** start RECORDS FOR THE EXERCISE **

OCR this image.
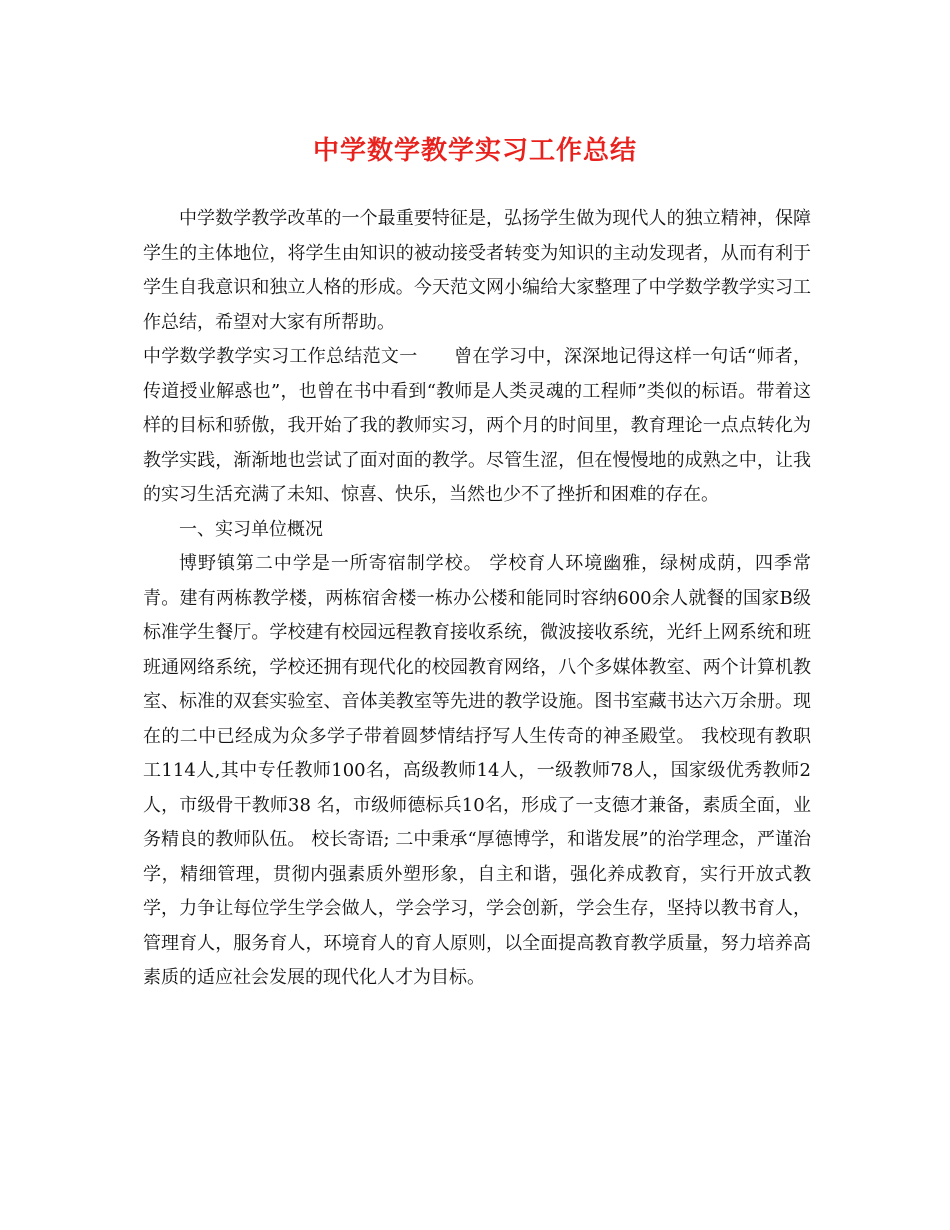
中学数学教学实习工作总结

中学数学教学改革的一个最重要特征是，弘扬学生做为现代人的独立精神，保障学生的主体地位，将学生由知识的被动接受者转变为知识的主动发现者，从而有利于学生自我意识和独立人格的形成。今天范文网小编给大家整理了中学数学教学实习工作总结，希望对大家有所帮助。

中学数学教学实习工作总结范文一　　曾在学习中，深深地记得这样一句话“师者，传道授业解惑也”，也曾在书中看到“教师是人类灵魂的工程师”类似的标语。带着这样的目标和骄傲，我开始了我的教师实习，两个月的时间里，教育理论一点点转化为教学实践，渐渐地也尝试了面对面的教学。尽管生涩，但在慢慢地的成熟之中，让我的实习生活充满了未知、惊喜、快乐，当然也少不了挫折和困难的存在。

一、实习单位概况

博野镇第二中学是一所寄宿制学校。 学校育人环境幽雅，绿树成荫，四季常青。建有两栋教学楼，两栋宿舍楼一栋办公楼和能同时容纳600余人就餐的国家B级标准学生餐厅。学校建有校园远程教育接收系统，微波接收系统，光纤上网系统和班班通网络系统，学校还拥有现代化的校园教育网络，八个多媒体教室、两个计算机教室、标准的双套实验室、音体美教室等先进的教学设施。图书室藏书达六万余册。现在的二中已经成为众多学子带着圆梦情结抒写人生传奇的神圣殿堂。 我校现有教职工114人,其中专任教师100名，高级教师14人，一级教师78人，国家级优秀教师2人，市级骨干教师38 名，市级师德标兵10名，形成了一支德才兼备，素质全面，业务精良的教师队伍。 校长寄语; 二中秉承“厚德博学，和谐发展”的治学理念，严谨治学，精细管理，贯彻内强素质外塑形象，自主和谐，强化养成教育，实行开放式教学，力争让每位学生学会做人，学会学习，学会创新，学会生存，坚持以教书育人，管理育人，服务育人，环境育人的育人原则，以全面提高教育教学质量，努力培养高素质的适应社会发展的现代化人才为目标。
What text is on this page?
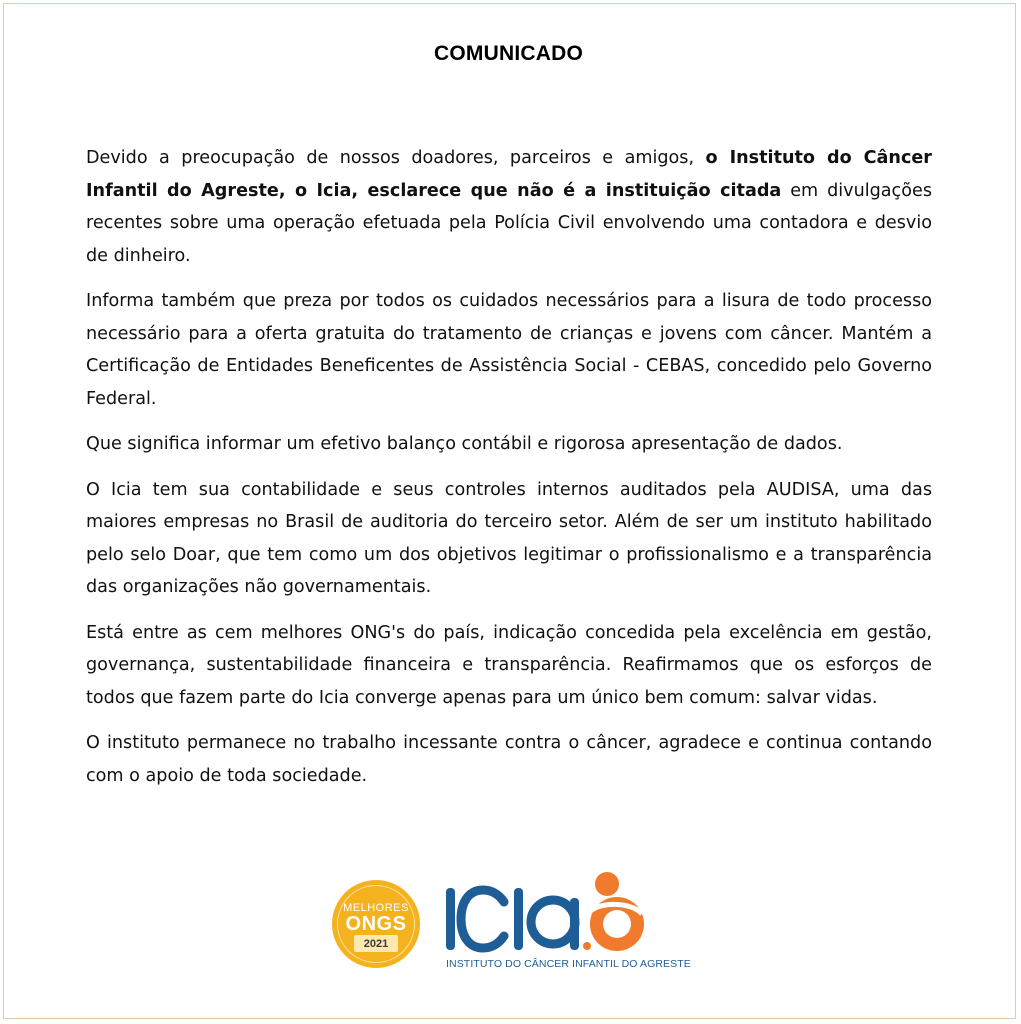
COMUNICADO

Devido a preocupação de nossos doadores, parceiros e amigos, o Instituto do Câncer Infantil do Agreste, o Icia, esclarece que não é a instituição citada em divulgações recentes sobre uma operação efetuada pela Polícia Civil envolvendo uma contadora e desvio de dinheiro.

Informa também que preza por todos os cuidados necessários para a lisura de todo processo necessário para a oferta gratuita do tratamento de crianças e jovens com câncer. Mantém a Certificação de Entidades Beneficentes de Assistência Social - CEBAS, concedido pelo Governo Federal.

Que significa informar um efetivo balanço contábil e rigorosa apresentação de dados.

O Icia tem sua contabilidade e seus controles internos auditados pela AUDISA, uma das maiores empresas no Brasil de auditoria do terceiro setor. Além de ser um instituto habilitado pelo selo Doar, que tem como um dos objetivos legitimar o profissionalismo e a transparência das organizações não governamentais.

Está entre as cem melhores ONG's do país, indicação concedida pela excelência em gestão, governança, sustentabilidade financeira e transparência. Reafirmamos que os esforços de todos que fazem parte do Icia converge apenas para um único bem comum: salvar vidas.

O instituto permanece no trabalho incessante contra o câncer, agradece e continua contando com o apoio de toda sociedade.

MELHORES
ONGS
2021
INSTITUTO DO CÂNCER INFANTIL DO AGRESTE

** end RECORDS FOR THE EXERCISE **

## [TO DO]
Go through the entries above and pull out each line with "this" in it.

## [FULL RESPONSE]
OCR this image.
What text is on this page?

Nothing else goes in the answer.